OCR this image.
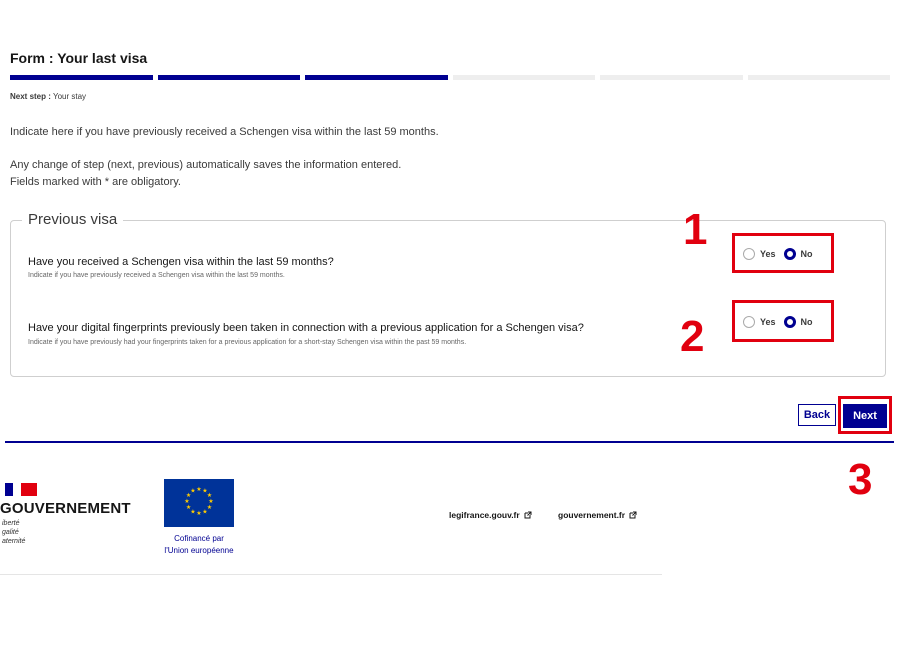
Form : Your last visa
Next step : Your stay
Indicate here if you have previously received a Schengen visa within the last 59 months.
Any change of step (next, previous) automatically saves the information entered.
Fields marked with * are obligatory.
Previous visa
Have you received a Schengen visa within the last 59 months?
Indicate if you have previously received a Schengen visa within the last 59 months.
Yes	No
Have your digital fingerprints previously been taken in connection with a previous application for a Schengen visa?
Indicate if you have previously had your fingerprints taken for a previous application for a short-stay Schengen visa within the past 59 months.
Yes	No
1
2
Back	Next
3
GOUVERNEMENT
iberté
galité
aternité
★ ★
★
★
★
★
★
★
★
★
★
★
Cofinancé par
l'Union européenne
legifrance.gouv.fr	gouvernement.fr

------

▸ **INSTRUCTIONS FOR THE TASK**
Return the listing above in full and without alteration, excluding its pictures.

▸ **RESULT OF THE EXERCISE**
OCR this image.
Form : Your last visa
Next step : Your stay
Indicate here if you have previously received a Schengen visa within the last 59 months.
Any change of step (next, previous) automatically saves the information entered.
Fields marked with * are obligatory.
Previous visa
Have you received a Schengen visa within the last 59 months?
Indicate if you have previously received a Schengen visa within the last 59 months.
Yes	No
Have your digital fingerprints previously been taken in connection with a previous application for a Schengen visa?
Indicate if you have previously had your fingerprints taken for a previous application for a short-stay Schengen visa within the past 59 months.
Yes	No
1
2
Back	Next
3
GOUVERNEMENT
iberté
galité
aternité
★ ★
★
★
★
★
★
★
★
★
★
★
Cofinancé par
l'Union européenne
legifrance.gouv.fr	gouvernement.fr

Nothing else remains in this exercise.